-- begin EXCERPTED DATA --

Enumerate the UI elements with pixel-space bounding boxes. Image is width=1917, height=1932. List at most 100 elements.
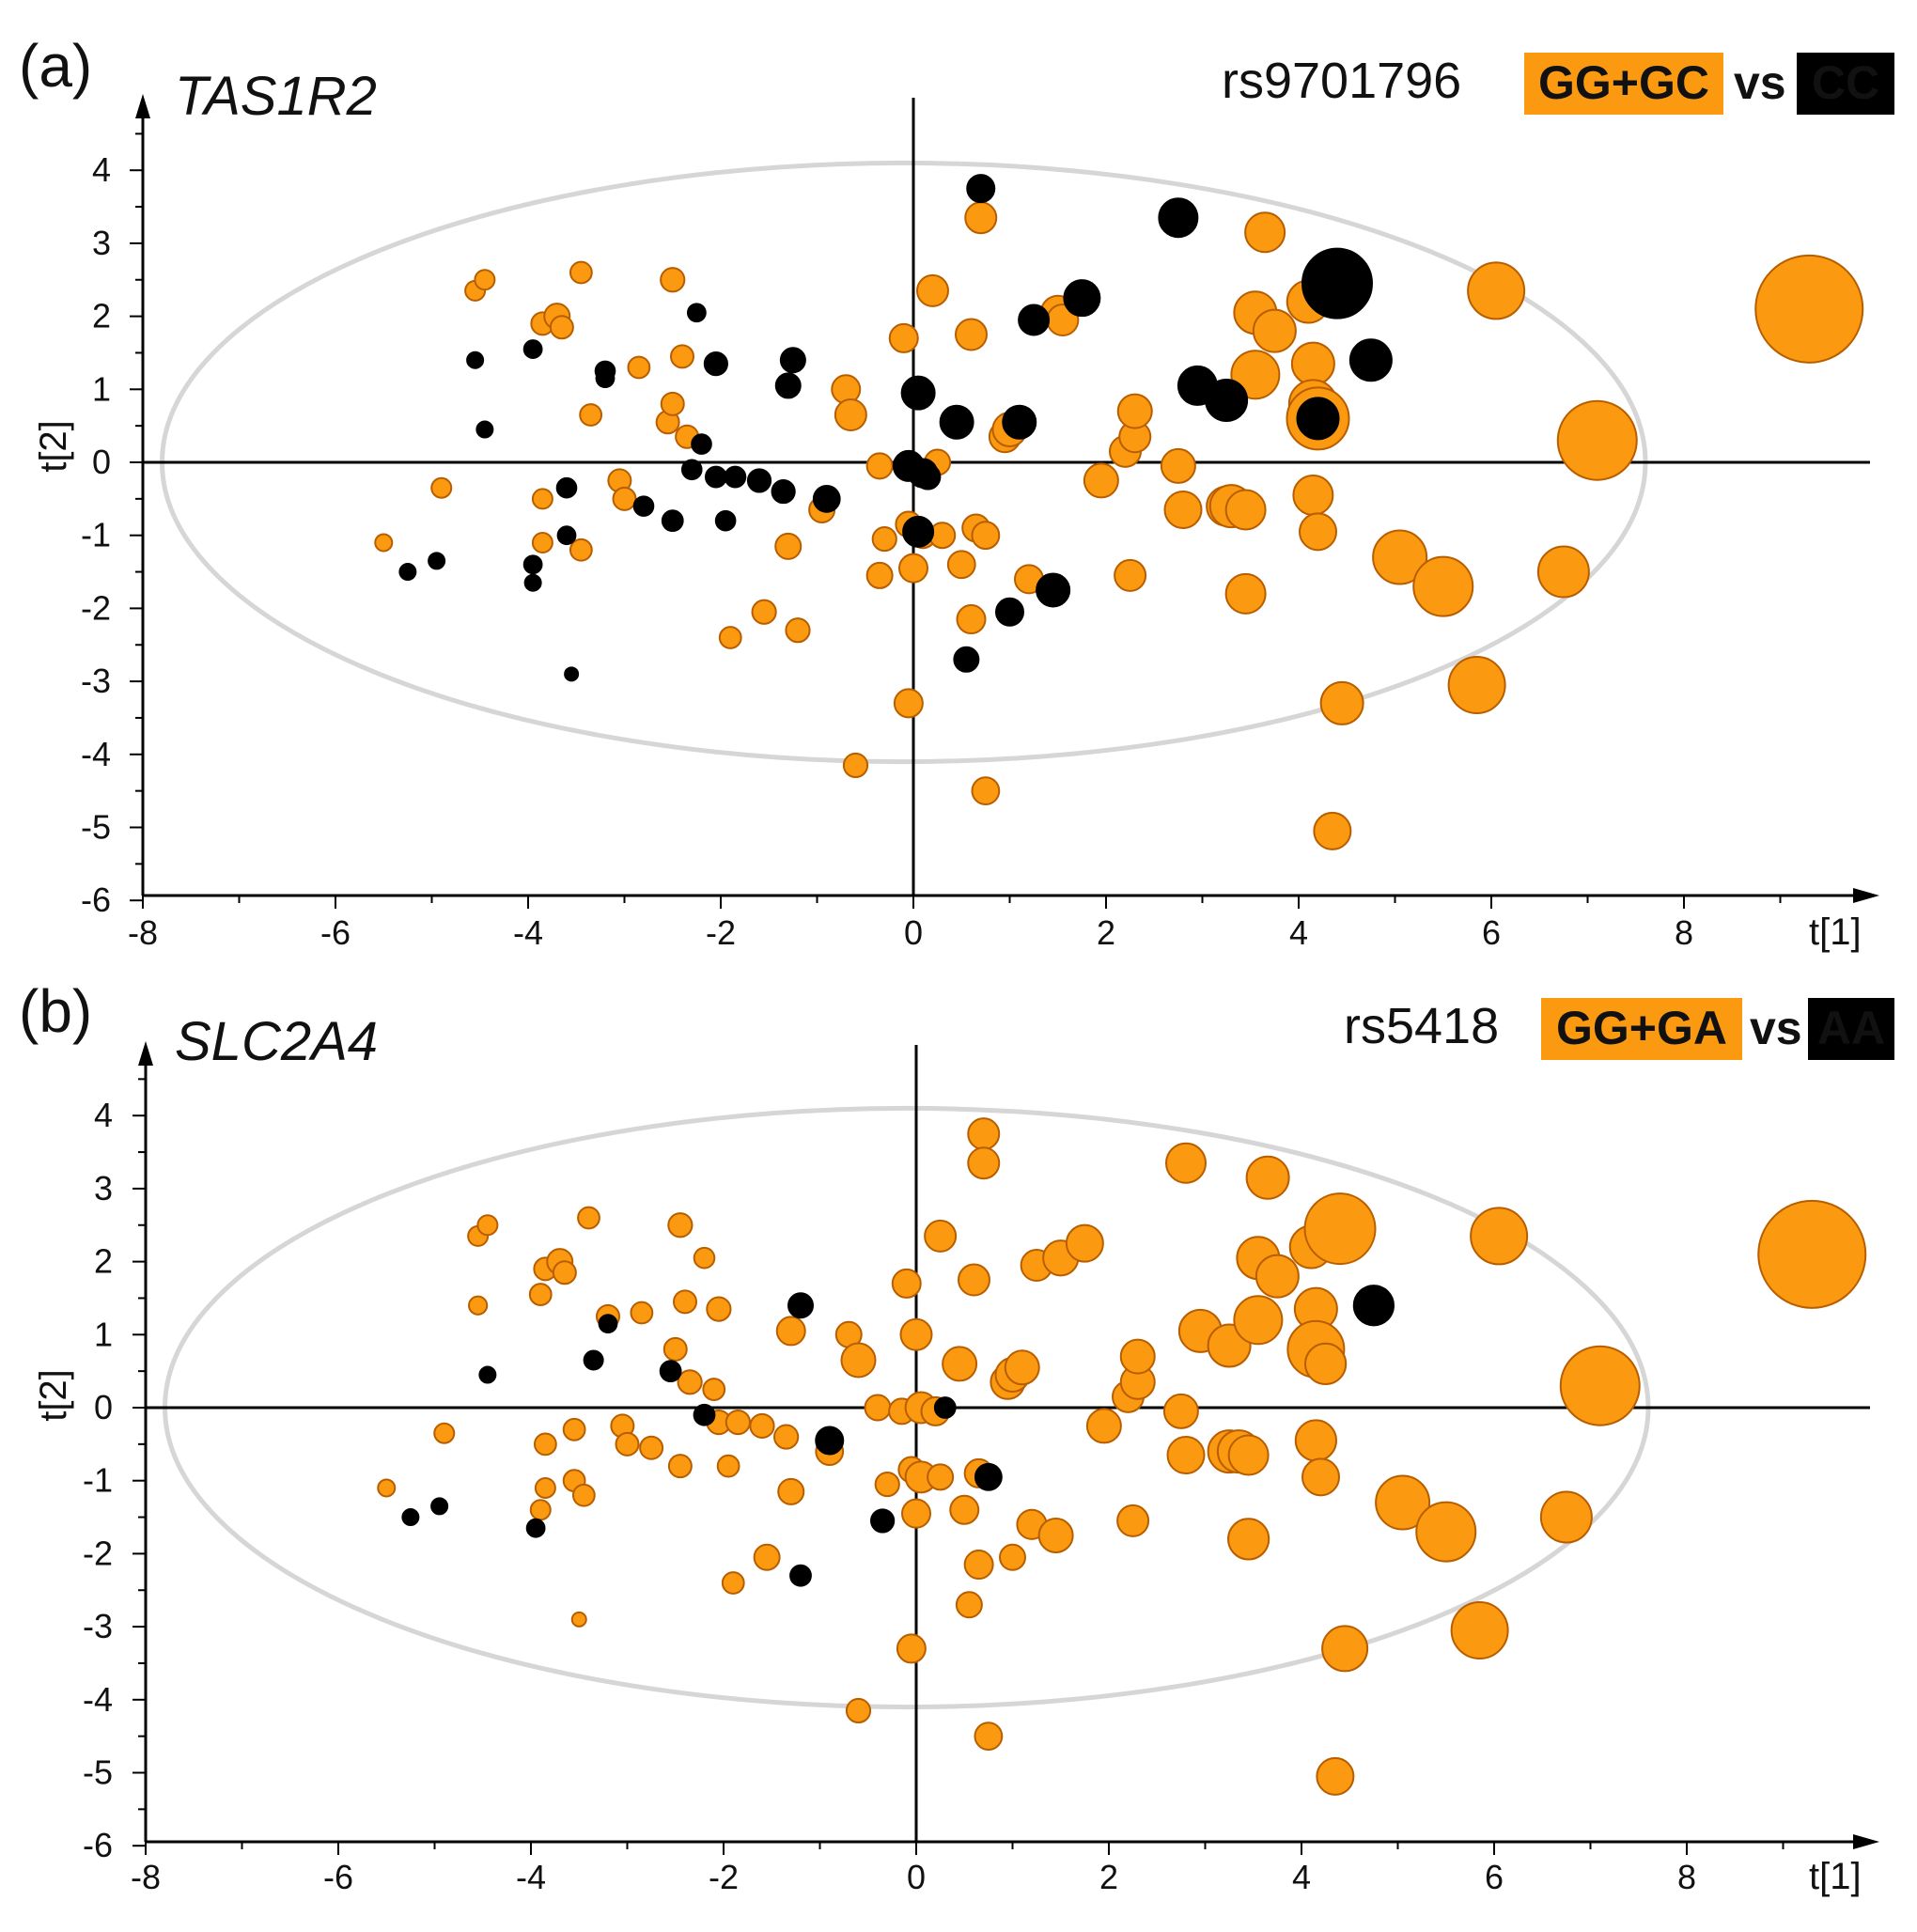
panel-b-point-carrier xyxy=(433,1422,456,1444)
panel-b-point-carrier xyxy=(529,1499,552,1521)
panel-a-point-homozygous xyxy=(914,463,942,491)
panel-a-x-tick-label: 4 xyxy=(1289,913,1308,952)
panel-b-point-carrier xyxy=(673,1289,697,1315)
panel-a-point-homozygous xyxy=(1018,304,1051,336)
panel-a-y-tick-label: 4 xyxy=(92,150,111,189)
panel-b-ylabel: t[2] xyxy=(33,1369,74,1422)
panel-b-point-carrier xyxy=(1321,1625,1369,1673)
panel-b-y-tick-label: -2 xyxy=(83,1534,113,1572)
panel-a-point-homozygous xyxy=(812,484,841,513)
panel-a-legend-vs: vs xyxy=(1734,56,1786,109)
panel-b-point-carrier xyxy=(1304,1342,1348,1385)
panel-a-point-homozygous xyxy=(900,375,936,411)
panel-a-series-carrier xyxy=(374,201,1864,850)
panel-b-point-homozygous xyxy=(583,1349,604,1371)
panel-a-point-homozygous xyxy=(595,368,616,389)
panel-b-point-carrier xyxy=(562,1417,586,1441)
panel-b-point-carrier xyxy=(753,1543,781,1571)
panel-b-point-carrier xyxy=(927,1463,955,1491)
panel-a-point-carrier xyxy=(531,531,553,553)
panel-b-point-carrier xyxy=(577,1206,600,1230)
panel-a-point-homozygous xyxy=(661,509,684,533)
panel-b-x-tick-label: -6 xyxy=(323,1858,353,1896)
panel-b-point-carrier xyxy=(615,1431,640,1457)
panel-b-point-carrier xyxy=(1245,1155,1290,1200)
panel-a-point-homozygous xyxy=(1296,397,1340,441)
panel-b-legend-homozygous-label: AA xyxy=(1817,1002,1885,1054)
panel-b-point-carrier xyxy=(1559,1345,1641,1426)
panel-a-point-carrier xyxy=(865,452,894,480)
panel-b-y-tick-label: 0 xyxy=(94,1388,113,1426)
panel-b-y-tick-label: 2 xyxy=(94,1242,113,1281)
panel-a-y-tick-label: -4 xyxy=(81,735,111,773)
panel-a-point-homozygous xyxy=(902,515,935,548)
panel-a-x-tick-label: 2 xyxy=(1097,913,1115,952)
panel-a-point-homozygous xyxy=(774,372,802,399)
panel-b-point-carrier xyxy=(1301,1457,1340,1497)
panel-a: (a) TAS1R2 rs9701796 GG+GC vs CC -8 -6 -4-… xyxy=(19,32,1894,953)
panel-b-x-tick-label: 2 xyxy=(1099,1858,1118,1896)
panel-a-point-carrier xyxy=(579,403,603,427)
panel-b-point-carrier xyxy=(1233,1295,1284,1346)
panel-a-point-homozygous xyxy=(704,465,727,489)
panel-a-point-carrier xyxy=(612,486,637,511)
panel-a-point-carrier xyxy=(374,533,394,553)
panel-a-y-tick-label: 1 xyxy=(92,369,111,408)
panel-b-point-carrier xyxy=(1470,1207,1529,1266)
panel-a-point-homozygous xyxy=(691,433,712,455)
panel-a-x-tick-label: -8 xyxy=(128,913,158,952)
panel-b-point-carrier xyxy=(534,1476,556,1499)
panel-b-point-carrier xyxy=(967,1117,1001,1151)
panel-a-point-carrier xyxy=(971,521,1001,551)
panel-b-point-homozygous xyxy=(693,1403,716,1426)
panel-b-point-homozygous xyxy=(974,1462,1003,1491)
panel-a-plot-area: -8 -6 -4 -2 0 2 4 6 8 -6 -5 -4 -3 -2 -1 0 1 2 3 4 xyxy=(81,94,1879,952)
panel-b-point-carrier xyxy=(570,1611,587,1628)
panel-a-point-carrier xyxy=(1224,489,1267,531)
panel-a-point-carrier xyxy=(1230,350,1281,400)
panel-b-point-carrier xyxy=(1375,1474,1431,1531)
panel-b-point-homozygous xyxy=(787,1292,814,1319)
panel-b-point-carrier xyxy=(1166,1436,1206,1475)
panel-b-point-carrier xyxy=(1085,1408,1122,1444)
panel-b-point-carrier xyxy=(864,1394,892,1422)
panel-a-point-carrier xyxy=(549,315,574,340)
panel-a-y-tick-label: -3 xyxy=(81,662,111,700)
panel-b-point-carrier xyxy=(924,1219,958,1253)
panel-b-y-tick-label: 1 xyxy=(94,1315,113,1353)
panel-b-point-carrier xyxy=(630,1301,654,1325)
panel-b-point-carrier xyxy=(955,1591,983,1619)
panel-b-legend-carrier-label: GG+GA xyxy=(1556,1002,1727,1054)
panel-a-point-homozygous xyxy=(703,351,728,377)
panel-a-point-carrier xyxy=(964,201,998,235)
panel-b-point-carrier xyxy=(974,1722,1004,1752)
panel-b-point-carrier xyxy=(899,1317,933,1351)
panel-a-point-carrier xyxy=(1299,512,1337,552)
panel-a-point-carrier xyxy=(627,355,651,380)
panel-b-point-homozygous xyxy=(659,1360,682,1383)
panel-a-point-carrier xyxy=(865,561,894,589)
panel-a-point-carrier xyxy=(1467,261,1526,320)
panel-a-point-carrier xyxy=(956,604,987,635)
panel-a-point-carrier xyxy=(474,269,496,291)
panel-a-x-tick-label: 0 xyxy=(904,913,923,952)
panel-b-y-tick-label: 4 xyxy=(94,1096,113,1134)
panel-b-x-tick-label: 6 xyxy=(1485,1858,1504,1896)
panel-a-y-tick-label: 2 xyxy=(92,297,111,335)
panel-a-series-homozygous xyxy=(398,174,1393,682)
panel-a-point-carrier xyxy=(718,626,742,649)
panel-a-gene-title: TAS1R2 xyxy=(175,66,377,127)
panel-a-point-homozygous xyxy=(746,468,772,493)
panel-a-snp-label: rs9701796 xyxy=(1222,53,1461,109)
panel-a-point-carrier xyxy=(946,550,976,580)
panel-b-point-carrier xyxy=(1116,1504,1150,1537)
panel-b-point-carrier xyxy=(1316,1756,1355,1796)
panel-a-legend-homozygous-swatch xyxy=(1797,53,1894,115)
panel-a-point-carrier xyxy=(888,322,919,353)
panel-a-y-axis-arrow xyxy=(135,94,150,118)
panel-a-point-homozygous xyxy=(475,420,494,439)
panel-b-x-axis-arrow xyxy=(1853,1834,1879,1849)
panel-b: (b) SLC2A4 rs5418 GG+GA vs AA -8 -6 -4 -2 0 2… xyxy=(19,977,1894,1897)
panel-b-point-carrier xyxy=(667,1454,693,1479)
panel-b-point-carrier xyxy=(725,1409,751,1436)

-- end EXCERPTED DATA --

● WHAT TO PRODUCE
Copy the items from the line containing "panel-b-point-carrier xyxy=(433,1422,456,1444)" through the line containing "panel-a-point-homozygous xyxy=(900,375,936,411)", reproducing each line without any change.

● COMPLETE OUTPUT
panel-b-point-carrier xyxy=(433,1422,456,1444)
panel-b-point-carrier xyxy=(529,1499,552,1521)
panel-a-point-homozygous xyxy=(914,463,942,491)
panel-a-x-tick-label: 4 xyxy=(1289,913,1308,952)
panel-b-point-carrier xyxy=(673,1289,697,1315)
panel-a-point-homozygous xyxy=(1018,304,1051,336)
panel-a-y-tick-label: 4 xyxy=(92,150,111,189)
panel-b-ylabel: t[2] xyxy=(33,1369,74,1422)
panel-b-point-carrier xyxy=(1321,1625,1369,1673)
panel-b-y-tick-label: -2 xyxy=(83,1534,113,1572)
panel-a-point-homozygous xyxy=(812,484,841,513)
panel-a-legend-vs: vs xyxy=(1734,56,1786,109)
panel-b-point-carrier xyxy=(1304,1342,1348,1385)
panel-a-point-homozygous xyxy=(900,375,936,411)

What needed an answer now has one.